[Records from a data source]
○ ○ ○ ○

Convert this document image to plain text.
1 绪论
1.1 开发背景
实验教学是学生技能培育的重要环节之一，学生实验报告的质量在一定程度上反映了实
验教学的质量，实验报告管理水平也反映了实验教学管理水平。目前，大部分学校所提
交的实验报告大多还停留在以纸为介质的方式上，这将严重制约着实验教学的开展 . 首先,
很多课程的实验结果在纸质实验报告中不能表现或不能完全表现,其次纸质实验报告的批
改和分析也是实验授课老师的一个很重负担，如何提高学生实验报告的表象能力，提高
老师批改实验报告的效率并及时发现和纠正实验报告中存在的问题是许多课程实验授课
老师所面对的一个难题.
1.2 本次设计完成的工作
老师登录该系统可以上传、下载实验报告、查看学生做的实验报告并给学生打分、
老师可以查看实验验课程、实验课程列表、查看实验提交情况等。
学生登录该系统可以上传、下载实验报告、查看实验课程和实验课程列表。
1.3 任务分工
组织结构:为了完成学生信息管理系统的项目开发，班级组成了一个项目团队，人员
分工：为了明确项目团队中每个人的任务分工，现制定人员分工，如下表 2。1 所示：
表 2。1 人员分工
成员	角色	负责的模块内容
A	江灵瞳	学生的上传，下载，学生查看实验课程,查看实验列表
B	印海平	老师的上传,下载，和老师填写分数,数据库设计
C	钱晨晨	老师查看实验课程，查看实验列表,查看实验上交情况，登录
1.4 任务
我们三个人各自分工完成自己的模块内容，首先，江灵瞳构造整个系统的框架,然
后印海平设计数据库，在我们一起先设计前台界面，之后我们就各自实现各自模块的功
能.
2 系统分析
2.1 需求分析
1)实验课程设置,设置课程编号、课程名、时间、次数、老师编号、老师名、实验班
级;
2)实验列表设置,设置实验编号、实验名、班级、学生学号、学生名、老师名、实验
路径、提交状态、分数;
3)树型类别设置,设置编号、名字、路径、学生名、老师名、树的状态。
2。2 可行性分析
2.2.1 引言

○ ○ ○ ○

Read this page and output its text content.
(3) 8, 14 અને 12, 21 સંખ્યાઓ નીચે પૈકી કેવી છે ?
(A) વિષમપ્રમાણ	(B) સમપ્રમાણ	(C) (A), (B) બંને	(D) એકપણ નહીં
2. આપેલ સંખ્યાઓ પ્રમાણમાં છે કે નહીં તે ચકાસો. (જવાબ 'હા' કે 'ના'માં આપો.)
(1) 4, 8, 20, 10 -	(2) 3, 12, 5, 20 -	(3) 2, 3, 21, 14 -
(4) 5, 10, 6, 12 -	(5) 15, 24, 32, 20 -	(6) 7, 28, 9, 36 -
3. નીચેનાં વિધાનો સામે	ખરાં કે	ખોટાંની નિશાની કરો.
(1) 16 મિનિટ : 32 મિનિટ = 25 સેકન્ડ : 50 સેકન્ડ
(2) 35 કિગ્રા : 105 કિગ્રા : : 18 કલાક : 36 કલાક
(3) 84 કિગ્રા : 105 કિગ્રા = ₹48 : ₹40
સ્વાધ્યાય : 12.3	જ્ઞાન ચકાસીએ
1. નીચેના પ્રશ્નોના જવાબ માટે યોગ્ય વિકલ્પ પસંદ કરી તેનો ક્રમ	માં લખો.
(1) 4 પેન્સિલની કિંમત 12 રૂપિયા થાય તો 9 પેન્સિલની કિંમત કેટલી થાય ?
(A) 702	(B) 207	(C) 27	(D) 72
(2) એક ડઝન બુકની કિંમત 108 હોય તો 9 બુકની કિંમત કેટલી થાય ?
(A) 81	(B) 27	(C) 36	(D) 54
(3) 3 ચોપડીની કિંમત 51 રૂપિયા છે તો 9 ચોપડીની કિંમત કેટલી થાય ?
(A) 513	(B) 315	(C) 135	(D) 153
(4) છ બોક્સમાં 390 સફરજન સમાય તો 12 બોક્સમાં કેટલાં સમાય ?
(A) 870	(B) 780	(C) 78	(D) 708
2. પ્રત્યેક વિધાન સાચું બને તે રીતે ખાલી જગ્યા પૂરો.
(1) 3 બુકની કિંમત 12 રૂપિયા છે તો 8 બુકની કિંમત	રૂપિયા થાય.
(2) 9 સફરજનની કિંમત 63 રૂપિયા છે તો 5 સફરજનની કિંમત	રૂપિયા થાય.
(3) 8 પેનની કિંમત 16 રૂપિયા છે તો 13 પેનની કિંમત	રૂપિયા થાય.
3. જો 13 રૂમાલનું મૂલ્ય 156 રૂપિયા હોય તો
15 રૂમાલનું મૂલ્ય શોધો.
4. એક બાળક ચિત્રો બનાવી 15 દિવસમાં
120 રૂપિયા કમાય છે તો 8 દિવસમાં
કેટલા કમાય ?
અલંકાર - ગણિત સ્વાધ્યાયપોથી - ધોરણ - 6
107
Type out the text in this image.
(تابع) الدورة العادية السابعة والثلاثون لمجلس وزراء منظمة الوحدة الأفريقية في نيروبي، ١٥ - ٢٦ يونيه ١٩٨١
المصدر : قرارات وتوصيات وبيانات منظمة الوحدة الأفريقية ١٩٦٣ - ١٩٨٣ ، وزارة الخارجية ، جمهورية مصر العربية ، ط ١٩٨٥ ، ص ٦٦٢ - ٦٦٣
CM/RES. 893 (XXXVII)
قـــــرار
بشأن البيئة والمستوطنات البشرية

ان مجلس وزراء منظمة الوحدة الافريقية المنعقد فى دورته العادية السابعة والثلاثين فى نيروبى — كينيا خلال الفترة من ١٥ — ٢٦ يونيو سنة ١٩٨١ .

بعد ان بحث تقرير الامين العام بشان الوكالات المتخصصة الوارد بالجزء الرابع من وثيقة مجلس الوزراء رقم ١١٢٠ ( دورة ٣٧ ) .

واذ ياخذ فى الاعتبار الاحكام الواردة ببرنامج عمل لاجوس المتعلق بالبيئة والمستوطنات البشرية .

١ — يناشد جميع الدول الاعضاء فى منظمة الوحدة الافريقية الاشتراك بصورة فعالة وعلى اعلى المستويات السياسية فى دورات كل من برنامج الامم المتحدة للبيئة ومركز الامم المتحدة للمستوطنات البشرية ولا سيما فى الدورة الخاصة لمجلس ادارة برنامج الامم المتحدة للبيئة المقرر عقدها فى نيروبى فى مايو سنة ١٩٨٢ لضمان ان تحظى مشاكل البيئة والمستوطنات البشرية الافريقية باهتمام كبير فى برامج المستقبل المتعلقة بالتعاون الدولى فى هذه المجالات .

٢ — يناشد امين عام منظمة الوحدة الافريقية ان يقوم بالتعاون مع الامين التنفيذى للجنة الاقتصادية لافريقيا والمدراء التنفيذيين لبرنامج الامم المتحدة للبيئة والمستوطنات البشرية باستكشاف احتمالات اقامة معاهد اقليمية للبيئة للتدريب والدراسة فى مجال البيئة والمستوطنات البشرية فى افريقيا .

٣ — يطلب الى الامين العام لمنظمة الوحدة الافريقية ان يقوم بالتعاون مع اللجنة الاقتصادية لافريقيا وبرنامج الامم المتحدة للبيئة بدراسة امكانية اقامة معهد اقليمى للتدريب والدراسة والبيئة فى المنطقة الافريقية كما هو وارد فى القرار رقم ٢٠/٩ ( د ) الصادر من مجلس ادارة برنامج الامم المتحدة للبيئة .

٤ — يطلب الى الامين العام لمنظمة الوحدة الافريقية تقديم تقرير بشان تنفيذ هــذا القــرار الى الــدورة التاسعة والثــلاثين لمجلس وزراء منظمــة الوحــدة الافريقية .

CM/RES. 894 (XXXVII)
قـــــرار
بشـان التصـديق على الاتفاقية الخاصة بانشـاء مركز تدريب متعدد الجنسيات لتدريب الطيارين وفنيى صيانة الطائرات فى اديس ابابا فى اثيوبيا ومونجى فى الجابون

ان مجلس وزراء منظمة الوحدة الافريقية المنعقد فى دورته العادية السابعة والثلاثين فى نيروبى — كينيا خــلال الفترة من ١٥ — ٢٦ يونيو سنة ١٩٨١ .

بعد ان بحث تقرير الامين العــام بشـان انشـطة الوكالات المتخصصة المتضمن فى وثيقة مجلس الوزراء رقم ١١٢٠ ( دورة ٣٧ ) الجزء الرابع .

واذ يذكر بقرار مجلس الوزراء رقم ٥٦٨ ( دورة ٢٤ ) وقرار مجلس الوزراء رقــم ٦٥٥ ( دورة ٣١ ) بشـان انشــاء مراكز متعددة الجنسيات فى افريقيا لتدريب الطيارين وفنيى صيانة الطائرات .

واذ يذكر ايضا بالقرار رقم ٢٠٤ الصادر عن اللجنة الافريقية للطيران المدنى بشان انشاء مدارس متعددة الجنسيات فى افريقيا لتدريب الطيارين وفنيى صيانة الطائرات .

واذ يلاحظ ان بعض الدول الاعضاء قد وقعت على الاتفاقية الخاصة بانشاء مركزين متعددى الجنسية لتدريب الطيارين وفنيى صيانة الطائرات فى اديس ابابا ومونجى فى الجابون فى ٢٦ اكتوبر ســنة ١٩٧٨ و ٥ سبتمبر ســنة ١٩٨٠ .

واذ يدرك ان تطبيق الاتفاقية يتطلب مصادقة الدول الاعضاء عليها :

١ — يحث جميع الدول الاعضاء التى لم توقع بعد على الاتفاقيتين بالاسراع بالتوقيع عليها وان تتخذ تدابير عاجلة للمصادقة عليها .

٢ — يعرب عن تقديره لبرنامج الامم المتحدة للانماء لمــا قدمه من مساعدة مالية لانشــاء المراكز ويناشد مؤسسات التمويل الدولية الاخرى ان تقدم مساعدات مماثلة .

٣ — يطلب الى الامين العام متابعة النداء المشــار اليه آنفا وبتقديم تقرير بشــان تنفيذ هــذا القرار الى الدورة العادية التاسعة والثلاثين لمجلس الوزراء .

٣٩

○ ○ ○ ○

State the number of lines holding the word "الخاصة" in the listing. Add nothing else.

3